WRITTEN TASK - Of the lines in these entries, how many contain the string "Disk"? Give the number and nothing else.

start WORKING DATA

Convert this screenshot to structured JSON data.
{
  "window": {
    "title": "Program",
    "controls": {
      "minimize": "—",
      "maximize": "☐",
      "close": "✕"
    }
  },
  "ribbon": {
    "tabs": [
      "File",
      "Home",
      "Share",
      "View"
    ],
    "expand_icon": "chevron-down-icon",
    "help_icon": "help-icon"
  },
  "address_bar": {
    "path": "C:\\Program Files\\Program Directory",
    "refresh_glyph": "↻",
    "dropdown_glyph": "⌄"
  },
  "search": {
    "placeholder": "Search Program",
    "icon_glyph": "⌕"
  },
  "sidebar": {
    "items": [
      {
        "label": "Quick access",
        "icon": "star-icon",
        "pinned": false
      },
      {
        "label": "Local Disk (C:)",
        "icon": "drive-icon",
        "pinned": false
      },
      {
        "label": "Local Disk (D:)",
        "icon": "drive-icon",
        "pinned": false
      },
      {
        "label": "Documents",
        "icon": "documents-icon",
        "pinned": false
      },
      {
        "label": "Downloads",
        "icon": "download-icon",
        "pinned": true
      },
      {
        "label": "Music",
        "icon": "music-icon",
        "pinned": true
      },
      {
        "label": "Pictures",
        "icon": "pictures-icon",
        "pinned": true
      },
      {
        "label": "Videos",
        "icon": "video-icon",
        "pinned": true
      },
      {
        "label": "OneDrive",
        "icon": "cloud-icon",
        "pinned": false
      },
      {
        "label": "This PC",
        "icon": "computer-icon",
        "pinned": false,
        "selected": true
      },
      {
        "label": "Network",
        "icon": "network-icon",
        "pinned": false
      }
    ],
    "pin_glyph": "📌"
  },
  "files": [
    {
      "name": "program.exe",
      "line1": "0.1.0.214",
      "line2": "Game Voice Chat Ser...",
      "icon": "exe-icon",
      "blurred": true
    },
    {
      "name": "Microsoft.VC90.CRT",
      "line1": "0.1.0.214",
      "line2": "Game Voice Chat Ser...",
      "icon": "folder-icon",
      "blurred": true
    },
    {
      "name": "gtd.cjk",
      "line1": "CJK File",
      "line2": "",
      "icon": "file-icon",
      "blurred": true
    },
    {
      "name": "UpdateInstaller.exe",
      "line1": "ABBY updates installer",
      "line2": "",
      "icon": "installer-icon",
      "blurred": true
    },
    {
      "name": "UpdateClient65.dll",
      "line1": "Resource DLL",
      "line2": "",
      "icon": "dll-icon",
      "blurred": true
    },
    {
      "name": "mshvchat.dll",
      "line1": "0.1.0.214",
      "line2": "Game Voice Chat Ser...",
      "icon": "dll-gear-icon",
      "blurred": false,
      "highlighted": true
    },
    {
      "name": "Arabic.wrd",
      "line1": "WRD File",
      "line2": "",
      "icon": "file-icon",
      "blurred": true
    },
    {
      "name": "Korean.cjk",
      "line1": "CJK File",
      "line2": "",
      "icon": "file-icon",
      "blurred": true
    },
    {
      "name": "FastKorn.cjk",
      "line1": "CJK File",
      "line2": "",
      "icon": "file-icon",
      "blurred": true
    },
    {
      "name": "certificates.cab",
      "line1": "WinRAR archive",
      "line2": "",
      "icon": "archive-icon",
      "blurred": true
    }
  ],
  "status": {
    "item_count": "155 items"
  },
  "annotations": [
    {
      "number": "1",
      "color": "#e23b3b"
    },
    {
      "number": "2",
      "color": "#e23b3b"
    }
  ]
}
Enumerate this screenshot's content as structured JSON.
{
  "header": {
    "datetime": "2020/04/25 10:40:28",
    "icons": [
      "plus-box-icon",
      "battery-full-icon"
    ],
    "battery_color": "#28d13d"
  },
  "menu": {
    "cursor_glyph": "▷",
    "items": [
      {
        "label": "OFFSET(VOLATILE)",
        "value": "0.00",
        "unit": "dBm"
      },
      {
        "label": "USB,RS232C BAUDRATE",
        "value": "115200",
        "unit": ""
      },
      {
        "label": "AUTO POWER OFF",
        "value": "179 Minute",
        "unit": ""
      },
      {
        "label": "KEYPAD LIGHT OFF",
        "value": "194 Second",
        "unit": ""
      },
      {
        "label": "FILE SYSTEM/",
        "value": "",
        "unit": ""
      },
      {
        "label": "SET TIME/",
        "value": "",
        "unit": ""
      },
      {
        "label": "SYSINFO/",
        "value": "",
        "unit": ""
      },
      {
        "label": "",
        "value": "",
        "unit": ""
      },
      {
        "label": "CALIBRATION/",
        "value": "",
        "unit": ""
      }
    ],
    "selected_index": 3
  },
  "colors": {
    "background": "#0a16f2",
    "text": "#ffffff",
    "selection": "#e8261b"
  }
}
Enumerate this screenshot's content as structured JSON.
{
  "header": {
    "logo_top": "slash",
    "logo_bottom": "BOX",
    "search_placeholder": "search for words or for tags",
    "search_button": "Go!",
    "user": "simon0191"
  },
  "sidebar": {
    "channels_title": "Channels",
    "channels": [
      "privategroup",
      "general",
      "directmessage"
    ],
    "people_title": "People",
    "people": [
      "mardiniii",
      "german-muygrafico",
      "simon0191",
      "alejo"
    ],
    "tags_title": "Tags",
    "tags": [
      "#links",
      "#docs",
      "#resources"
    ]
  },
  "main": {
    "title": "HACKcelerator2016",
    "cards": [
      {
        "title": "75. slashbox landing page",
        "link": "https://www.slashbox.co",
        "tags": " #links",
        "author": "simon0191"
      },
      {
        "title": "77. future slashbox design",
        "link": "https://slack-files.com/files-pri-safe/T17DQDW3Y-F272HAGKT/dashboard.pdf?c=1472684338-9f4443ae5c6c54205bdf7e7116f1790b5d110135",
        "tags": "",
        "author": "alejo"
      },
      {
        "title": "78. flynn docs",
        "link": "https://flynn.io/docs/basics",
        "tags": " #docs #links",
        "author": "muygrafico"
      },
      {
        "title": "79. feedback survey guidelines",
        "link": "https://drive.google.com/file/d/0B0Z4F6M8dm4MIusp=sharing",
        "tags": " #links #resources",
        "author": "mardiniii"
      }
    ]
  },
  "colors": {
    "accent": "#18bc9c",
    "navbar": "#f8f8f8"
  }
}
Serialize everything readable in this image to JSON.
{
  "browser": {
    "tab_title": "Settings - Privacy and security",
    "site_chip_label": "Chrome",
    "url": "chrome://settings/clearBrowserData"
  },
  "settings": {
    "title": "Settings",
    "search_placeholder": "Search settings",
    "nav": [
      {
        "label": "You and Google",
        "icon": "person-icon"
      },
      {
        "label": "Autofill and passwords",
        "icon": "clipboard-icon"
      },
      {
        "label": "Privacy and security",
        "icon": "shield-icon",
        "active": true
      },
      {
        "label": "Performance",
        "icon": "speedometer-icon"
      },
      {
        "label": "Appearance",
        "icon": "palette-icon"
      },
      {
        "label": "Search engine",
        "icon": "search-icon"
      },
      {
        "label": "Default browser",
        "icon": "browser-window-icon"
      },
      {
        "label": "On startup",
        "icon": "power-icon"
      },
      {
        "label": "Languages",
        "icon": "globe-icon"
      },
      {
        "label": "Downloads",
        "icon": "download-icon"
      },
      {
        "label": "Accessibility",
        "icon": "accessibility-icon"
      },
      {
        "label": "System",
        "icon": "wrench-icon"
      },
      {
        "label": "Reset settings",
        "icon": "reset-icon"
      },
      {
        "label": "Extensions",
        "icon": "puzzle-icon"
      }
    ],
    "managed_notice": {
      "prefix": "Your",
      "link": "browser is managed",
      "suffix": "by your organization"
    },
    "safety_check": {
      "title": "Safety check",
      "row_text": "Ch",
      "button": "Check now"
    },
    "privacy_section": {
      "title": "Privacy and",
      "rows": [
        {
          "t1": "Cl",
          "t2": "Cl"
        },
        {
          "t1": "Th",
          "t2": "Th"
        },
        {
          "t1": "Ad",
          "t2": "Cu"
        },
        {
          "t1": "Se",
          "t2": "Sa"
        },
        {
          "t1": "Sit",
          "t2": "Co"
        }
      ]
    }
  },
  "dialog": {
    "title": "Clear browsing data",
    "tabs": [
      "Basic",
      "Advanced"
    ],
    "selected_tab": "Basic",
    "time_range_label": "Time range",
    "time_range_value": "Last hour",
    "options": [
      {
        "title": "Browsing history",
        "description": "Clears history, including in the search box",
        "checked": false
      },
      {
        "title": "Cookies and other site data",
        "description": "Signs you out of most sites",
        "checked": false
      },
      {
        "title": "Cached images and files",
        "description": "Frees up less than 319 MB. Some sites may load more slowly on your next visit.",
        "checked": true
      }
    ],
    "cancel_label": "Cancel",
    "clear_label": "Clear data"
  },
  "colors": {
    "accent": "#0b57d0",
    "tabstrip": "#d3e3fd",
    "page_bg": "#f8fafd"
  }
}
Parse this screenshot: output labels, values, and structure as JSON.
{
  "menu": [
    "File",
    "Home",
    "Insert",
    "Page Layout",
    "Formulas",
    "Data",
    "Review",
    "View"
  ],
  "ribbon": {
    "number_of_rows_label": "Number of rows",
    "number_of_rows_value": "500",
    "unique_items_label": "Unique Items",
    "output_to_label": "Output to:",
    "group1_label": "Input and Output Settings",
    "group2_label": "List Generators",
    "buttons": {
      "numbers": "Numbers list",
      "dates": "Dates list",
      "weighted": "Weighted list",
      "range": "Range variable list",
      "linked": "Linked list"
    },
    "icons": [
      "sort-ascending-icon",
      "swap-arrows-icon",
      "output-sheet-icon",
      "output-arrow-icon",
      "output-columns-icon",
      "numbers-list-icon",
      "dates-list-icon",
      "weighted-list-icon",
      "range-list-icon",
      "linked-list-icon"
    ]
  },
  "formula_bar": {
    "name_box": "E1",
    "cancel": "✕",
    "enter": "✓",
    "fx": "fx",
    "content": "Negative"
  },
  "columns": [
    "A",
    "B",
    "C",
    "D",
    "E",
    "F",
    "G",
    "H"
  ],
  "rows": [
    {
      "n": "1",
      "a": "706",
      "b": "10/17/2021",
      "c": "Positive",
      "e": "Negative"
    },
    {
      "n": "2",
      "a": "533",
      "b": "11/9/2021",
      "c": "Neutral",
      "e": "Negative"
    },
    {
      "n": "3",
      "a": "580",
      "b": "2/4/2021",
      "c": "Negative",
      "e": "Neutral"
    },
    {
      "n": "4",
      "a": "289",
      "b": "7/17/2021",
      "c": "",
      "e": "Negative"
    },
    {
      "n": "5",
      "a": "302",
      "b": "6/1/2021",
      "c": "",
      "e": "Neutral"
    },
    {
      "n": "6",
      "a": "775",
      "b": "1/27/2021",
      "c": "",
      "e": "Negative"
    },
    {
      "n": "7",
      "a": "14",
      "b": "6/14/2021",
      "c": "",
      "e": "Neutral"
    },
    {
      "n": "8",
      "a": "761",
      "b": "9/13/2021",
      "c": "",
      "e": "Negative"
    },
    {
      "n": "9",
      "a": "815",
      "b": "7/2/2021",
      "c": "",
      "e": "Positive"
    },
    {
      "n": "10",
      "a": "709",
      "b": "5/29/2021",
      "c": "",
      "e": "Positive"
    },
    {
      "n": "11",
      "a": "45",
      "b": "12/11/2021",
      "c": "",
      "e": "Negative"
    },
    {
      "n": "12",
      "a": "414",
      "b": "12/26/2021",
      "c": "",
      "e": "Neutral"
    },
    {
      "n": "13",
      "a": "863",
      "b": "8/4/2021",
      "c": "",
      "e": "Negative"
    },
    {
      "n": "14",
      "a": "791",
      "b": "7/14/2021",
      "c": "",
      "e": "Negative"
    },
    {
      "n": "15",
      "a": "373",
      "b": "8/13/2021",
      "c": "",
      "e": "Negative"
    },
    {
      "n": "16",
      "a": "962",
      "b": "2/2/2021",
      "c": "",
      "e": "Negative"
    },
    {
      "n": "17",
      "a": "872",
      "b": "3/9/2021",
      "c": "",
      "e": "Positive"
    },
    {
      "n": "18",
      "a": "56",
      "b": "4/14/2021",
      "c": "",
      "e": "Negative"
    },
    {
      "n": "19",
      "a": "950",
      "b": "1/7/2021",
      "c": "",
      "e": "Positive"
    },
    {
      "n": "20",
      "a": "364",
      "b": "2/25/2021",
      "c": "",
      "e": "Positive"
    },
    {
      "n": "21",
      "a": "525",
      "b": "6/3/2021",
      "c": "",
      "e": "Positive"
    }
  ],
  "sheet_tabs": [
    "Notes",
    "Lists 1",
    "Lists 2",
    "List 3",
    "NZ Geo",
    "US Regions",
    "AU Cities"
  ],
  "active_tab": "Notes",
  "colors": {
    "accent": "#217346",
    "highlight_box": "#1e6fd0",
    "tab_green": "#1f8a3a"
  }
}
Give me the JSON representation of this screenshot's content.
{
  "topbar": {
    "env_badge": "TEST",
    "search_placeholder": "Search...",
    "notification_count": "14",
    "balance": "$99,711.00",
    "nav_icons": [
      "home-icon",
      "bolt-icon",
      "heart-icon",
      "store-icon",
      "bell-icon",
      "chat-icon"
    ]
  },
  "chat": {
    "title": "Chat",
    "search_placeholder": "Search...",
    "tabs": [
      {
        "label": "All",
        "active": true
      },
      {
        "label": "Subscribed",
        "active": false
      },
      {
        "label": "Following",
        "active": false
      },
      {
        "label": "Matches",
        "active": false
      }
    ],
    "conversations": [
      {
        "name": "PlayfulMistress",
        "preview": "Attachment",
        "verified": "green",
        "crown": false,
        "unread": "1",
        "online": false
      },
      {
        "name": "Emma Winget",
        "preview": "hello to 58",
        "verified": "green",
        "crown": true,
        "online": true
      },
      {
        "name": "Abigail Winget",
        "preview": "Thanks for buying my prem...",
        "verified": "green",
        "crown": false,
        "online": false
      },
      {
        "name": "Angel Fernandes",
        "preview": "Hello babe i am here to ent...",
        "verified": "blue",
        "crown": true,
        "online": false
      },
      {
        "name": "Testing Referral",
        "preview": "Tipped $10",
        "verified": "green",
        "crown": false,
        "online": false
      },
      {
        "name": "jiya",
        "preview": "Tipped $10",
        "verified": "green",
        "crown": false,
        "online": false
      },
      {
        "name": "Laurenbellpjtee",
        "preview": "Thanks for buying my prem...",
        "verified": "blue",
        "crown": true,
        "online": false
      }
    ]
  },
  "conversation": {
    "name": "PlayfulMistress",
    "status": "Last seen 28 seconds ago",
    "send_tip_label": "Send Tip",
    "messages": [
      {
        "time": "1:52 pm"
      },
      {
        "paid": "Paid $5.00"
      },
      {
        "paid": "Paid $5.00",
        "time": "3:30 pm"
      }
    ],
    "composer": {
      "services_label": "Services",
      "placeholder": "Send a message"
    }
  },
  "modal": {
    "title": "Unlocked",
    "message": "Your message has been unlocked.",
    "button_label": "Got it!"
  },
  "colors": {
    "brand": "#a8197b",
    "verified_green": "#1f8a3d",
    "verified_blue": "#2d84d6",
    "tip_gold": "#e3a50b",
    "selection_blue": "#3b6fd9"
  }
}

end WORKING DATA

SOLUTION FOR THIS EXERCISE - 2